** Begin **

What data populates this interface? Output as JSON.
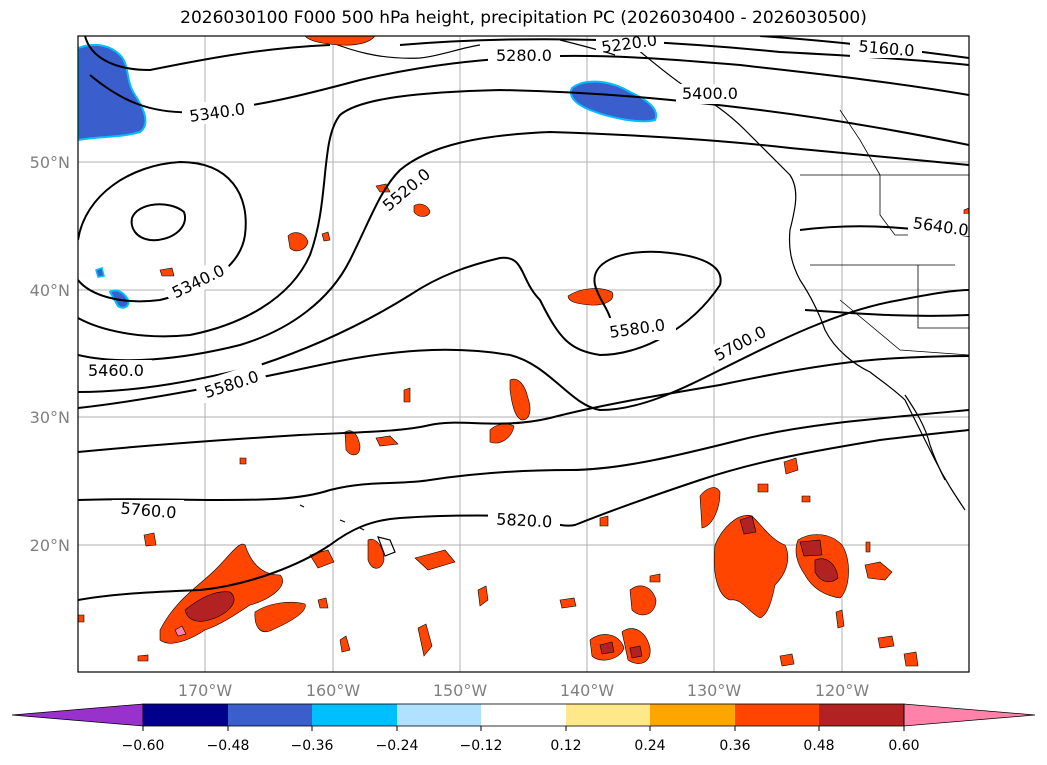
{
  "title": "2026030100 F000 500 hPa height, precipitation PC (2026030400 - 2026030500)",
  "lat_ticks": [
    "50°N",
    "40°N",
    "30°N",
    "20°N"
  ],
  "lon_ticks": [
    "170°W",
    "160°W",
    "150°W",
    "140°W",
    "130°W",
    "120°W"
  ],
  "contour_labels": [
    "5280.0",
    "5220.0",
    "5160.0",
    "5400.0",
    "5340.0",
    "5520.0",
    "5340.0",
    "5640.0",
    "5580.0",
    "5700.0",
    "5460.0",
    "5580.0",
    "5760.0",
    "5820.0"
  ],
  "colorbar": {
    "ticks": [
      "−0.60",
      "−0.48",
      "−0.36",
      "−0.24",
      "−0.12",
      "0.12",
      "0.24",
      "0.36",
      "0.48",
      "0.60"
    ],
    "colors": [
      "#9932cc",
      "#00008b",
      "#3a5fcd",
      "#00bfff",
      "#b0e2ff",
      "#ffffff",
      "#ffe88a",
      "#ffa500",
      "#ff4500",
      "#b22222",
      "#ff82ab"
    ]
  },
  "colors": {
    "ocean": "#ffffff",
    "contour": "#000000",
    "grid": "#b0b0b0",
    "tick_text": "#808080"
  }
}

** End **

> _To be done_:
Pictures excluded, quote all the data above exactly.

> _Answer below_:
What data populates this interface? Output as JSON.
{
  "title": "2026030100 F000 500 hPa height, precipitation PC (2026030400 - 2026030500)",
  "lat_ticks": [
    "50°N",
    "40°N",
    "30°N",
    "20°N"
  ],
  "lon_ticks": [
    "170°W",
    "160°W",
    "150°W",
    "140°W",
    "130°W",
    "120°W"
  ],
  "contour_labels": [
    "5280.0",
    "5220.0",
    "5160.0",
    "5400.0",
    "5340.0",
    "5520.0",
    "5340.0",
    "5640.0",
    "5580.0",
    "5700.0",
    "5460.0",
    "5580.0",
    "5760.0",
    "5820.0"
  ],
  "colorbar": {
    "ticks": [
      "−0.60",
      "−0.48",
      "−0.36",
      "−0.24",
      "−0.12",
      "0.12",
      "0.24",
      "0.36",
      "0.48",
      "0.60"
    ],
    "colors": [
      "#9932cc",
      "#00008b",
      "#3a5fcd",
      "#00bfff",
      "#b0e2ff",
      "#ffffff",
      "#ffe88a",
      "#ffa500",
      "#ff4500",
      "#b22222",
      "#ff82ab"
    ]
  },
  "colors": {
    "ocean": "#ffffff",
    "contour": "#000000",
    "grid": "#b0b0b0",
    "tick_text": "#808080"
  }
}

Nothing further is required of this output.